• GIVEN INSTRUCTION: Scan the records and identify every line in which the string "COINS" occurs, then return those lines.

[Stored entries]
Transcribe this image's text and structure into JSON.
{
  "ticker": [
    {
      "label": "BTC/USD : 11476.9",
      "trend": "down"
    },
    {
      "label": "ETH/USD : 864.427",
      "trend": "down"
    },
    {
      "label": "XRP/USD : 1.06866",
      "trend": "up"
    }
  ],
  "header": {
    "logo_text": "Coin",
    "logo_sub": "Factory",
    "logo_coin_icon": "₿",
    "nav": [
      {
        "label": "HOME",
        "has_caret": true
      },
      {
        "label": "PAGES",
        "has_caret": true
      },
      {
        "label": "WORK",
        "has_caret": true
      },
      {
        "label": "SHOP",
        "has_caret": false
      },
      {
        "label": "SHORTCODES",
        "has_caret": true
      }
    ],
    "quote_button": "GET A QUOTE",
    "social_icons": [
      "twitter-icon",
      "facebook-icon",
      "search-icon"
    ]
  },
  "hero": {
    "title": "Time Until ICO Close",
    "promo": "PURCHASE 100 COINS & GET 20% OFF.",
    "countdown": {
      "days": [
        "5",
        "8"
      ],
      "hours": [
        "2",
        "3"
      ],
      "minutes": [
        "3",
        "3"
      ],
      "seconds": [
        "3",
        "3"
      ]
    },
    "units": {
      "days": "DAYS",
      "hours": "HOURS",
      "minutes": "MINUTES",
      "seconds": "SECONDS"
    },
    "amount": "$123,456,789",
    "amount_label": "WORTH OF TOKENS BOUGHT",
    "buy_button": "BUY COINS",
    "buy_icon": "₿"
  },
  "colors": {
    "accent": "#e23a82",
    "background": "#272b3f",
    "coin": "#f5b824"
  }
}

• CORRECT RESULT:
    "promo": "PURCHASE 100 COINS & GET 20% OFF.",
    "buy_button": "BUY COINS",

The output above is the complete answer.